§ REQUIREMENTS
Please copy the rows below word for word, leaving the pictures out of your answer.

>> Start

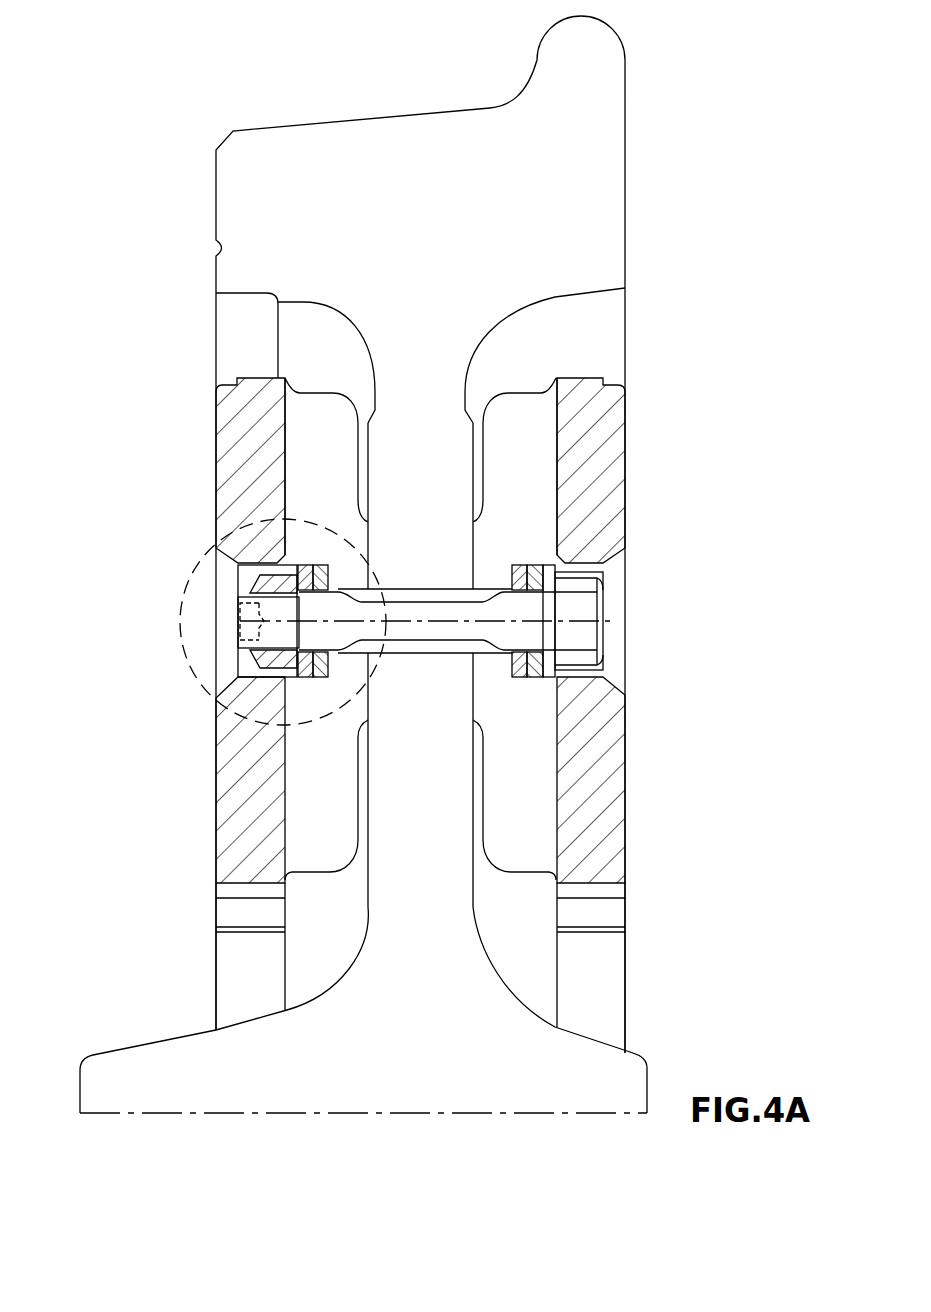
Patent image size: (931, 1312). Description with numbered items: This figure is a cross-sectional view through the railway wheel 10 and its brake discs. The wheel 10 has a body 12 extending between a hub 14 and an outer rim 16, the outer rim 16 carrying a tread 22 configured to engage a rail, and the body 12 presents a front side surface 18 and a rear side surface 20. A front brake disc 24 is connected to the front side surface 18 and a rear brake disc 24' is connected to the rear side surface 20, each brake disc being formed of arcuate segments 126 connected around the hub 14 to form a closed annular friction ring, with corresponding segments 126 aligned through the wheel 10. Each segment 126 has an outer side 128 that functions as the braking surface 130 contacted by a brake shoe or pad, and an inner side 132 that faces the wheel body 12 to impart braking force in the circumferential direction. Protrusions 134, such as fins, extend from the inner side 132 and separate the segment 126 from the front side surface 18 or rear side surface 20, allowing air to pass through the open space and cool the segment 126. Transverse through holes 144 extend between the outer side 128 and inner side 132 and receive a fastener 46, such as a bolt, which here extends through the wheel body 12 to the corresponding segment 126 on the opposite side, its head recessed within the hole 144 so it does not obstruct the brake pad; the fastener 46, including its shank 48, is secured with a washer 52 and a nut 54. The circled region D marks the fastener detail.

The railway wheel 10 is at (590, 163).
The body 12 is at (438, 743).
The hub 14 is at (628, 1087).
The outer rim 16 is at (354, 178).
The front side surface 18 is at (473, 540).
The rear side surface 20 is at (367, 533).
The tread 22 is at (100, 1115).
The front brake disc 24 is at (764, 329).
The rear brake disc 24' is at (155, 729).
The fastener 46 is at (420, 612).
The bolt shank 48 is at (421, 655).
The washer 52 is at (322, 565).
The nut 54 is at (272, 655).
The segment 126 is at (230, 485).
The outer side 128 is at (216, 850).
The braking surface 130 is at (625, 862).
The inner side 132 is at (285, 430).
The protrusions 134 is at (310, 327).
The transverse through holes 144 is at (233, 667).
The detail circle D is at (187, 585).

>> End

§ ANSWER TO THIS TASK
Patent image size: (931, 1312). Description with numbered items: This figure is a cross-sectional view through the railway wheel 10 and its brake discs. The wheel 10 has a body 12 extending between a hub 14 and an outer rim 16, the outer rim 16 carrying a tread 22 configured to engage a rail, and the body 12 presents a front side surface 18 and a rear side surface 20. A front brake disc 24 is connected to the front side surface 18 and a rear brake disc 24' is connected to the rear side surface 20, each brake disc being formed of arcuate segments 126 connected around the hub 14 to form a closed annular friction ring, with corresponding segments 126 aligned through the wheel 10. Each segment 126 has an outer side 128 that functions as the braking surface 130 contacted by a brake shoe or pad, and an inner side 132 that faces the wheel body 12 to impart braking force in the circumferential direction. Protrusions 134, such as fins, extend from the inner side 132 and separate the segment 126 from the front side surface 18 or rear side surface 20, allowing air to pass through the open space and cool the segment 126. Transverse through holes 144 extend between the outer side 128 and inner side 132 and receive a fastener 46, such as a bolt, which here extends through the wheel body 12 to the corresponding segment 126 on the opposite side, its head recessed within the hole 144 so it does not obstruct the brake pad; the fastener 46, including its shank 48, is secured with a washer 52 and a nut 54. The circled region D marks the fastener detail.

The railway wheel 10 is at (590, 163).
The body 12 is at (438, 743).
The hub 14 is at (628, 1087).
The outer rim 16 is at (354, 178).
The front side surface 18 is at (473, 540).
The rear side surface 20 is at (367, 533).
The tread 22 is at (100, 1115).
The front brake disc 24 is at (764, 329).
The rear brake disc 24' is at (155, 729).
The fastener 46 is at (420, 612).
The bolt shank 48 is at (421, 655).
The washer 52 is at (322, 565).
The nut 54 is at (272, 655).
The segment 126 is at (230, 485).
The outer side 128 is at (216, 850).
The braking surface 130 is at (625, 862).
The inner side 132 is at (285, 430).
The protrusions 134 is at (310, 327).
The transverse through holes 144 is at (233, 667).
The detail circle D is at (187, 585).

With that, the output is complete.